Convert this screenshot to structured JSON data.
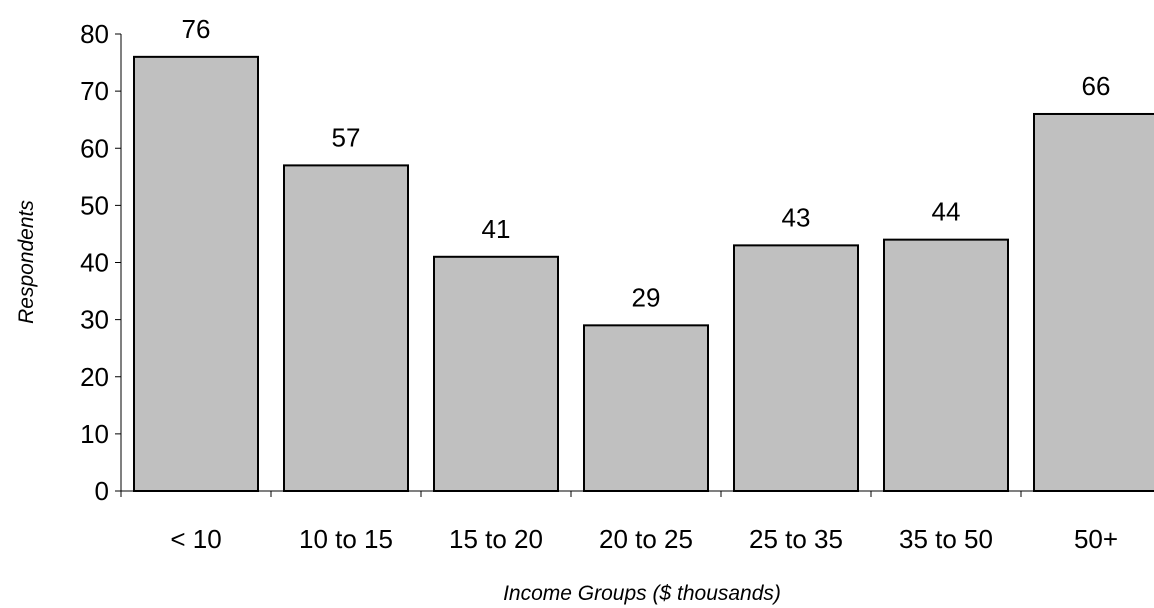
{
  "chart_data": {
    "type": "bar",
    "title": "",
    "xlabel": "Income Groups ($ thousands)",
    "ylabel": "Respondents",
    "categories": [
      "< 10",
      "10 to 15",
      "15 to 20",
      "20 to 25",
      "25 to 35",
      "35 to 50",
      "50+"
    ],
    "values": [
      76,
      57,
      41,
      29,
      43,
      44,
      66
    ],
    "data_labels": [
      "76",
      "57",
      "41",
      "29",
      "43",
      "44",
      "66"
    ],
    "ylim": [
      0,
      80
    ],
    "yticks": [
      "0",
      "10",
      "20",
      "30",
      "40",
      "50",
      "60",
      "70",
      "80"
    ],
    "grid": false,
    "legend": "none",
    "bar_color": "#c0c0c0"
  }
}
________________________
• [REQUIREMENT] Without the pictures, retype the whole of the material above exactly.

• [OUTPUT]
Convert this screenshot to structured JSON data.
{
  "chart_data": {
    "type": "bar",
    "title": "",
    "xlabel": "Income Groups ($ thousands)",
    "ylabel": "Respondents",
    "categories": [
      "< 10",
      "10 to 15",
      "15 to 20",
      "20 to 25",
      "25 to 35",
      "35 to 50",
      "50+"
    ],
    "values": [
      76,
      57,
      41,
      29,
      43,
      44,
      66
    ],
    "data_labels": [
      "76",
      "57",
      "41",
      "29",
      "43",
      "44",
      "66"
    ],
    "ylim": [
      0,
      80
    ],
    "yticks": [
      "0",
      "10",
      "20",
      "30",
      "40",
      "50",
      "60",
      "70",
      "80"
    ],
    "grid": false,
    "legend": "none",
    "bar_color": "#c0c0c0"
  }
}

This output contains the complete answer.